Task brief: Repeat the listing word for word. No pictures belong in the copy.

** Start Supplied data **

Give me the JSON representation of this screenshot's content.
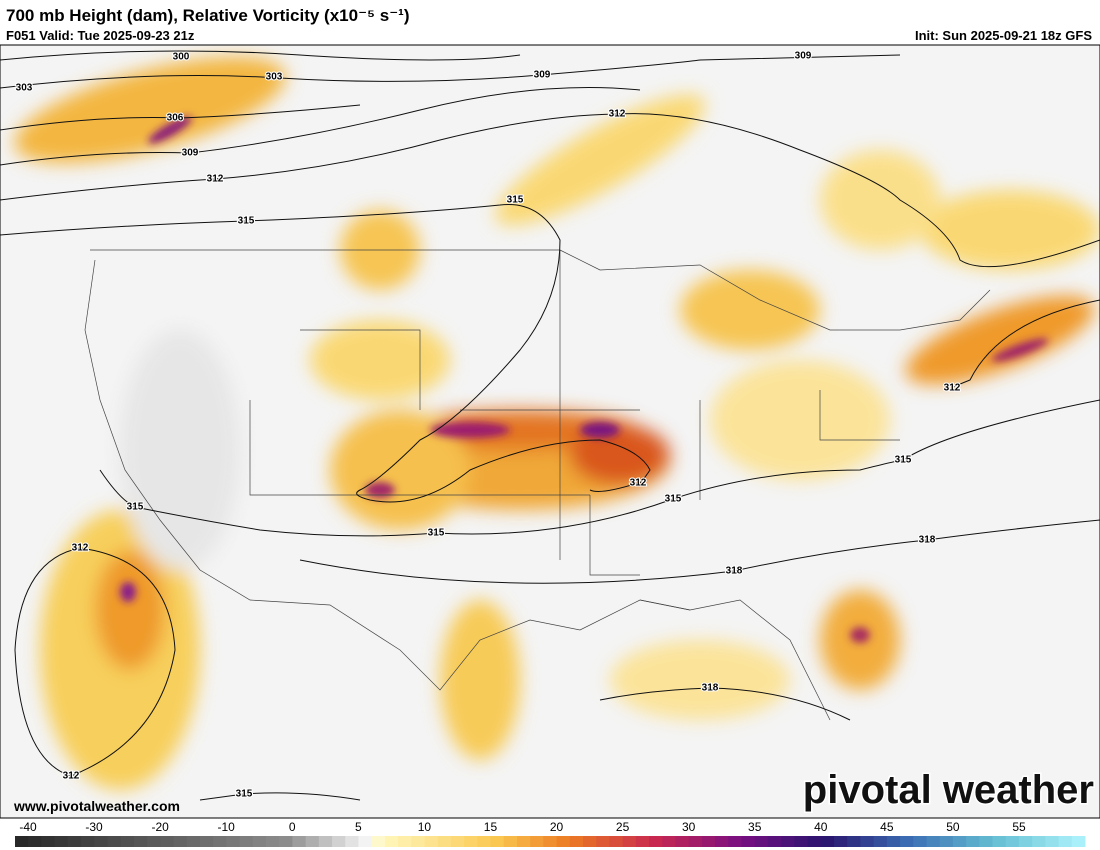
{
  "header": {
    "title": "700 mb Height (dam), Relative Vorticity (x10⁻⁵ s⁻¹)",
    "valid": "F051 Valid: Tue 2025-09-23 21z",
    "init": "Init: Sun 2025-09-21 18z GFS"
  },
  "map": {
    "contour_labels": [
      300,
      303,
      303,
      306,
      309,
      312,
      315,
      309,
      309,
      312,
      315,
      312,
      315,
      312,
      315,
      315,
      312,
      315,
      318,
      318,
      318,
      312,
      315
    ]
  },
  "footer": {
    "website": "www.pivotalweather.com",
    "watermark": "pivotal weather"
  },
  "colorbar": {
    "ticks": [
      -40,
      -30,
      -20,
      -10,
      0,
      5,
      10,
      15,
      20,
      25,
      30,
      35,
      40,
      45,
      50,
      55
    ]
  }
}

** End Supplied data **

Worked answer:
Give me the JSON representation of this screenshot's content.
{
  "header": {
    "title": "700 mb Height (dam), Relative Vorticity (x10⁻⁵ s⁻¹)",
    "valid": "F051 Valid: Tue 2025-09-23 21z",
    "init": "Init: Sun 2025-09-21 18z GFS"
  },
  "map": {
    "contour_labels": [
      300,
      303,
      303,
      306,
      309,
      312,
      315,
      309,
      309,
      312,
      315,
      312,
      315,
      312,
      315,
      315,
      312,
      315,
      318,
      318,
      318,
      312,
      315
    ]
  },
  "footer": {
    "website": "www.pivotalweather.com",
    "watermark": "pivotal weather"
  },
  "colorbar": {
    "ticks": [
      -40,
      -30,
      -20,
      -10,
      0,
      5,
      10,
      15,
      20,
      25,
      30,
      35,
      40,
      45,
      50,
      55
    ]
  }
}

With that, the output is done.